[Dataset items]
__________
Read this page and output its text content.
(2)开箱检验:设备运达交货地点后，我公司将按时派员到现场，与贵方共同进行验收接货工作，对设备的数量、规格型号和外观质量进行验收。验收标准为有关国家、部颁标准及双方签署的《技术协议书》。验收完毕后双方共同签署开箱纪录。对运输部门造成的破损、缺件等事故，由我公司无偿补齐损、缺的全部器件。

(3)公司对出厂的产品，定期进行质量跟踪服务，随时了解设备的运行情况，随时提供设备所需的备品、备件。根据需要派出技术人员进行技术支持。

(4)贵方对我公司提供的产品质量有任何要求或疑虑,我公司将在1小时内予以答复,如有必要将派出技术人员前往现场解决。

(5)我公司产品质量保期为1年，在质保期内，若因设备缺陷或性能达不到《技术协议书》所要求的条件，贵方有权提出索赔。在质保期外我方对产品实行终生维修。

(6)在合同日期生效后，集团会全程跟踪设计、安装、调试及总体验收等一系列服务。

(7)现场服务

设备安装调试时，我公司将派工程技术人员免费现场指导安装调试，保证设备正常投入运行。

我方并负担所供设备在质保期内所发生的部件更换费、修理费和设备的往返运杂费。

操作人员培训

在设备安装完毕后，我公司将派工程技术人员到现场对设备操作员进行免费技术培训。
__________
[Your objective] Copy each line of the records that contains the word "技术协议书".

[Finished task]
(2)开箱检验:设备运达交货地点后，我公司将按时派员到现场，与贵方共同进行验收接货工作，对设备的数量、规格型号和外观质量进行验收。验收标准为有关国家、部颁标准及双方签署的《技术协议书》。验收完毕后双方共同签署开箱纪录。对运输部门造成的破损、缺件等事故，由我公司无偿补齐损、缺的全部器件。
(5)我公司产品质量保期为1年，在质保期内，若因设备缺陷或性能达不到《技术协议书》所要求的条件，贵方有权提出索赔。在质保期外我方对产品实行终生维修。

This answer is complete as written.